Task prompt: Retype every entry in its entirety, without alteration.
---
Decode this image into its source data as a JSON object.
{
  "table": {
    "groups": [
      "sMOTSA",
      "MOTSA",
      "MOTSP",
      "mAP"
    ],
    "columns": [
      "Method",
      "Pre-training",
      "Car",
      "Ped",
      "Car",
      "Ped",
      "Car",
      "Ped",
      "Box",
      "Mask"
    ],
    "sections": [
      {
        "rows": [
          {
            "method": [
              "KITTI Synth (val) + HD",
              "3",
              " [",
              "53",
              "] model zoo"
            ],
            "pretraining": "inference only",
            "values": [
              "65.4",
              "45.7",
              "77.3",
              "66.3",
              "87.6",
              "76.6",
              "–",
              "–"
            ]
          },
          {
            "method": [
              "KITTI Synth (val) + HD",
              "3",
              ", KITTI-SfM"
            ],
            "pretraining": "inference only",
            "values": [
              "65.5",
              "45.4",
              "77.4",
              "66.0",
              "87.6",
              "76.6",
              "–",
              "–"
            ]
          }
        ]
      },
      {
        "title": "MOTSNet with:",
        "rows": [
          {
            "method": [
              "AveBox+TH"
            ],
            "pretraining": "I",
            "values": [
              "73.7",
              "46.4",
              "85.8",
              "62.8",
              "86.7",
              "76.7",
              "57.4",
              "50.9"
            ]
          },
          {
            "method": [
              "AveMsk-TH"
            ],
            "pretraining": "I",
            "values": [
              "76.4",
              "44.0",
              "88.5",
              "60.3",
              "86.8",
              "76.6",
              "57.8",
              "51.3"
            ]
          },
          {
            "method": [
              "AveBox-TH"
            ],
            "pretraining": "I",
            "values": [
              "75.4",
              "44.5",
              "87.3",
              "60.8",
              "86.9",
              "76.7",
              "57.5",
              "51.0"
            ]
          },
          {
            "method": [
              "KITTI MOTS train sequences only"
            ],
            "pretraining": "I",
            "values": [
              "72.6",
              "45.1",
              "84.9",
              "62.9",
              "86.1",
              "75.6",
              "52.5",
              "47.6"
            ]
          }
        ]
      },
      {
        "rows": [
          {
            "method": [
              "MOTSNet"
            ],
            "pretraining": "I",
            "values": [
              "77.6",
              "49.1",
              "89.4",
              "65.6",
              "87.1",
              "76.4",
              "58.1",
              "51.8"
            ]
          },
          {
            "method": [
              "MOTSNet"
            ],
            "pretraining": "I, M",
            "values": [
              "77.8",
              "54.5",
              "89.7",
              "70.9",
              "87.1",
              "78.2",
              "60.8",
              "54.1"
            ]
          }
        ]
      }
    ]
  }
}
---
Complete answer:
Decode this image into its source data as a JSON object.
{
  "table": {
    "groups": [
      "sMOTSA",
      "MOTSA",
      "MOTSP",
      "mAP"
    ],
    "columns": [
      "Method",
      "Pre-training",
      "Car",
      "Ped",
      "Car",
      "Ped",
      "Car",
      "Ped",
      "Box",
      "Mask"
    ],
    "sections": [
      {
        "rows": [
          {
            "method": [
              "KITTI Synth (val) + HD",
              "3",
              " [",
              "53",
              "] model zoo"
            ],
            "pretraining": "inference only",
            "values": [
              "65.4",
              "45.7",
              "77.3",
              "66.3",
              "87.6",
              "76.6",
              "–",
              "–"
            ]
          },
          {
            "method": [
              "KITTI Synth (val) + HD",
              "3",
              ", KITTI-SfM"
            ],
            "pretraining": "inference only",
            "values": [
              "65.5",
              "45.4",
              "77.4",
              "66.0",
              "87.6",
              "76.6",
              "–",
              "–"
            ]
          }
        ]
      },
      {
        "title": "MOTSNet with:",
        "rows": [
          {
            "method": [
              "AveBox+TH"
            ],
            "pretraining": "I",
            "values": [
              "73.7",
              "46.4",
              "85.8",
              "62.8",
              "86.7",
              "76.7",
              "57.4",
              "50.9"
            ]
          },
          {
            "method": [
              "AveMsk-TH"
            ],
            "pretraining": "I",
            "values": [
              "76.4",
              "44.0",
              "88.5",
              "60.3",
              "86.8",
              "76.6",
              "57.8",
              "51.3"
            ]
          },
          {
            "method": [
              "AveBox-TH"
            ],
            "pretraining": "I",
            "values": [
              "75.4",
              "44.5",
              "87.3",
              "60.8",
              "86.9",
              "76.7",
              "57.5",
              "51.0"
            ]
          },
          {
            "method": [
              "KITTI MOTS train sequences only"
            ],
            "pretraining": "I",
            "values": [
              "72.6",
              "45.1",
              "84.9",
              "62.9",
              "86.1",
              "75.6",
              "52.5",
              "47.6"
            ]
          }
        ]
      },
      {
        "rows": [
          {
            "method": [
              "MOTSNet"
            ],
            "pretraining": "I",
            "values": [
              "77.6",
              "49.1",
              "89.4",
              "65.6",
              "87.1",
              "76.4",
              "58.1",
              "51.8"
            ]
          },
          {
            "method": [
              "MOTSNet"
            ],
            "pretraining": "I, M",
            "values": [
              "77.8",
              "54.5",
              "89.7",
              "70.9",
              "87.1",
              "78.2",
              "60.8",
              "54.1"
            ]
          }
        ]
      }
    ]
  }
}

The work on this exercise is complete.